◆ THE EXERCISE: The data below must be copied in full and without any change.

Dataset items
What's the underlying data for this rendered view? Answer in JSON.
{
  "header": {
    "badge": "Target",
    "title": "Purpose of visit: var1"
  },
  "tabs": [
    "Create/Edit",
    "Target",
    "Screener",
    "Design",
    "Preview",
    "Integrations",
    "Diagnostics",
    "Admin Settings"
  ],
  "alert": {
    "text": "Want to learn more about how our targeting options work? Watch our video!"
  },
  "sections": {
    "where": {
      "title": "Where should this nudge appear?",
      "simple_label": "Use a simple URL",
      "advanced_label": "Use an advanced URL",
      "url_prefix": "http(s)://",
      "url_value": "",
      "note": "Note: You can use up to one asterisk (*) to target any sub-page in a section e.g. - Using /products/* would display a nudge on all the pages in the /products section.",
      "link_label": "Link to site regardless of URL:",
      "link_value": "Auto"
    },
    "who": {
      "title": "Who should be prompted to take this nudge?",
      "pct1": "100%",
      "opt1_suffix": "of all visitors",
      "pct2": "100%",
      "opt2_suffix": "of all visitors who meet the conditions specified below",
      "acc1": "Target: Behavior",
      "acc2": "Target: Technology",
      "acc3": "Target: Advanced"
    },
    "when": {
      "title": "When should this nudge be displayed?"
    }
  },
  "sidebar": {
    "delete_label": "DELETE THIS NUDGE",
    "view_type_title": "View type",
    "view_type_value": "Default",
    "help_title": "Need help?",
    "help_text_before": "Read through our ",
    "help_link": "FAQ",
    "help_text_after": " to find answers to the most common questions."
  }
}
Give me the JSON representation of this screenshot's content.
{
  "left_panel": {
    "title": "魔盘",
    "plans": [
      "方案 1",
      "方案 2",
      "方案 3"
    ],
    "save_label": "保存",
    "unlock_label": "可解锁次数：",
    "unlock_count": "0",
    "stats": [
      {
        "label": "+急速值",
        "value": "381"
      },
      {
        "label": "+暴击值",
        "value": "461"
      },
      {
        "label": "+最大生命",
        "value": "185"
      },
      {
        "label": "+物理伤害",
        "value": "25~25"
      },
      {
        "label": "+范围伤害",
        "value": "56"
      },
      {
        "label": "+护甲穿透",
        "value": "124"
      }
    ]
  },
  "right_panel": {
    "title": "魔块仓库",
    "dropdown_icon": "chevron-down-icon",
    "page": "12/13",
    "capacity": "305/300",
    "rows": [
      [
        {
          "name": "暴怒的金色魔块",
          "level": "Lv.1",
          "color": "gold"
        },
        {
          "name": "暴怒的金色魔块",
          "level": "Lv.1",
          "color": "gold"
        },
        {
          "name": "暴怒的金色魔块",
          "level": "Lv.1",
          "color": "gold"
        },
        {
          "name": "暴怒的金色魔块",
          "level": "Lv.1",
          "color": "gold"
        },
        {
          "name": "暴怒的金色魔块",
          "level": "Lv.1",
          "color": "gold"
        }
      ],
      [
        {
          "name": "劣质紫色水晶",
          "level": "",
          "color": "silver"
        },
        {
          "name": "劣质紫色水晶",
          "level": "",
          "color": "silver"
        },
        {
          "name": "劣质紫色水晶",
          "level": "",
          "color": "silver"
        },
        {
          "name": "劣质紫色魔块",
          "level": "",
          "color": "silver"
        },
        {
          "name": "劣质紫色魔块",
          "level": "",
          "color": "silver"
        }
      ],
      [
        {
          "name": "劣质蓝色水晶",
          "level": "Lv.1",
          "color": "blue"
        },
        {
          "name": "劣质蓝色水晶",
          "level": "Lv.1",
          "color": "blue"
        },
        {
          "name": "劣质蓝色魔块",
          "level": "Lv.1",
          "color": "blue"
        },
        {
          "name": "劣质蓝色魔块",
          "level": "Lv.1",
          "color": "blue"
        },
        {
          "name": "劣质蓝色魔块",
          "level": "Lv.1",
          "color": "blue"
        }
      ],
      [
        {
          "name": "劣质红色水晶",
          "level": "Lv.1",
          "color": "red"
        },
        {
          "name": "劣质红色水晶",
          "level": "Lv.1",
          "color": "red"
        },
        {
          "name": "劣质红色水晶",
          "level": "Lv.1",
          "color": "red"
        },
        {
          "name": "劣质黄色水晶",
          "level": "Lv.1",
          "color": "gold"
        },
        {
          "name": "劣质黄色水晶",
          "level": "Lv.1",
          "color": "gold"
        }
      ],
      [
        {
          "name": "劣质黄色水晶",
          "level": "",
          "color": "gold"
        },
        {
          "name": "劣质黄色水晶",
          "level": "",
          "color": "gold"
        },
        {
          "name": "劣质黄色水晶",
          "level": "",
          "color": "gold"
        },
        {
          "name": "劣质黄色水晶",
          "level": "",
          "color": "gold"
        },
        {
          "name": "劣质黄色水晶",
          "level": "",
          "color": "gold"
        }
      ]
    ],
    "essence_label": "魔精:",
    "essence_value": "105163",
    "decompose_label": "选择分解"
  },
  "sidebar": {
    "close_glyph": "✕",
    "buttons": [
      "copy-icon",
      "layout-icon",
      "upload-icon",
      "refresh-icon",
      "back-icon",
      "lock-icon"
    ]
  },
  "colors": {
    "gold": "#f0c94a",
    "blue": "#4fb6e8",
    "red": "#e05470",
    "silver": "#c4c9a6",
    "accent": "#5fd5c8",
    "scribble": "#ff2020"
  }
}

◆ TASK RESPONSE:
What's the underlying data for this rendered view? Answer in JSON.
{
  "header": {
    "badge": "Target",
    "title": "Purpose of visit: var1"
  },
  "tabs": [
    "Create/Edit",
    "Target",
    "Screener",
    "Design",
    "Preview",
    "Integrations",
    "Diagnostics",
    "Admin Settings"
  ],
  "alert": {
    "text": "Want to learn more about how our targeting options work? Watch our video!"
  },
  "sections": {
    "where": {
      "title": "Where should this nudge appear?",
      "simple_label": "Use a simple URL",
      "advanced_label": "Use an advanced URL",
      "url_prefix": "http(s)://",
      "url_value": "",
      "note": "Note: You can use up to one asterisk (*) to target any sub-page in a section e.g. - Using /products/* would display a nudge on all the pages in the /products section.",
      "link_label": "Link to site regardless of URL:",
      "link_value": "Auto"
    },
    "who": {
      "title": "Who should be prompted to take this nudge?",
      "pct1": "100%",
      "opt1_suffix": "of all visitors",
      "pct2": "100%",
      "opt2_suffix": "of all visitors who meet the conditions specified below",
      "acc1": "Target: Behavior",
      "acc2": "Target: Technology",
      "acc3": "Target: Advanced"
    },
    "when": {
      "title": "When should this nudge be displayed?"
    }
  },
  "sidebar": {
    "delete_label": "DELETE THIS NUDGE",
    "view_type_title": "View type",
    "view_type_value": "Default",
    "help_title": "Need help?",
    "help_text_before": "Read through our ",
    "help_link": "FAQ",
    "help_text_after": " to find answers to the most common questions."
  }
}
Give me the JSON representation of this screenshot's content.
{
  "left_panel": {
    "title": "魔盘",
    "plans": [
      "方案 1",
      "方案 2",
      "方案 3"
    ],
    "save_label": "保存",
    "unlock_label": "可解锁次数：",
    "unlock_count": "0",
    "stats": [
      {
        "label": "+急速值",
        "value": "381"
      },
      {
        "label": "+暴击值",
        "value": "461"
      },
      {
        "label": "+最大生命",
        "value": "185"
      },
      {
        "label": "+物理伤害",
        "value": "25~25"
      },
      {
        "label": "+范围伤害",
        "value": "56"
      },
      {
        "label": "+护甲穿透",
        "value": "124"
      }
    ]
  },
  "right_panel": {
    "title": "魔块仓库",
    "dropdown_icon": "chevron-down-icon",
    "page": "12/13",
    "capacity": "305/300",
    "rows": [
      [
        {
          "name": "暴怒的金色魔块",
          "level": "Lv.1",
          "color": "gold"
        },
        {
          "name": "暴怒的金色魔块",
          "level": "Lv.1",
          "color": "gold"
        },
        {
          "name": "暴怒的金色魔块",
          "level": "Lv.1",
          "color": "gold"
        },
        {
          "name": "暴怒的金色魔块",
          "level": "Lv.1",
          "color": "gold"
        },
        {
          "name": "暴怒的金色魔块",
          "level": "Lv.1",
          "color": "gold"
        }
      ],
      [
        {
          "name": "劣质紫色水晶",
          "level": "",
          "color": "silver"
        },
        {
          "name": "劣质紫色水晶",
          "level": "",
          "color": "silver"
        },
        {
          "name": "劣质紫色水晶",
          "level": "",
          "color": "silver"
        },
        {
          "name": "劣质紫色魔块",
          "level": "",
          "color": "silver"
        },
        {
          "name": "劣质紫色魔块",
          "level": "",
          "color": "silver"
        }
      ],
      [
        {
          "name": "劣质蓝色水晶",
          "level": "Lv.1",
          "color": "blue"
        },
        {
          "name": "劣质蓝色水晶",
          "level": "Lv.1",
          "color": "blue"
        },
        {
          "name": "劣质蓝色魔块",
          "level": "Lv.1",
          "color": "blue"
        },
        {
          "name": "劣质蓝色魔块",
          "level": "Lv.1",
          "color": "blue"
        },
        {
          "name": "劣质蓝色魔块",
          "level": "Lv.1",
          "color": "blue"
        }
      ],
      [
        {
          "name": "劣质红色水晶",
          "level": "Lv.1",
          "color": "red"
        },
        {
          "name": "劣质红色水晶",
          "level": "Lv.1",
          "color": "red"
        },
        {
          "name": "劣质红色水晶",
          "level": "Lv.1",
          "color": "red"
        },
        {
          "name": "劣质黄色水晶",
          "level": "Lv.1",
          "color": "gold"
        },
        {
          "name": "劣质黄色水晶",
          "level": "Lv.1",
          "color": "gold"
        }
      ],
      [
        {
          "name": "劣质黄色水晶",
          "level": "",
          "color": "gold"
        },
        {
          "name": "劣质黄色水晶",
          "level": "",
          "color": "gold"
        },
        {
          "name": "劣质黄色水晶",
          "level": "",
          "color": "gold"
        },
        {
          "name": "劣质黄色水晶",
          "level": "",
          "color": "gold"
        },
        {
          "name": "劣质黄色水晶",
          "level": "",
          "color": "gold"
        }
      ]
    ],
    "essence_label": "魔精:",
    "essence_value": "105163",
    "decompose_label": "选择分解"
  },
  "sidebar": {
    "close_glyph": "✕",
    "buttons": [
      "copy-icon",
      "layout-icon",
      "upload-icon",
      "refresh-icon",
      "back-icon",
      "lock-icon"
    ]
  },
  "colors": {
    "gold": "#f0c94a",
    "blue": "#4fb6e8",
    "red": "#e05470",
    "silver": "#c4c9a6",
    "accent": "#5fd5c8",
    "scribble": "#ff2020"
  }
}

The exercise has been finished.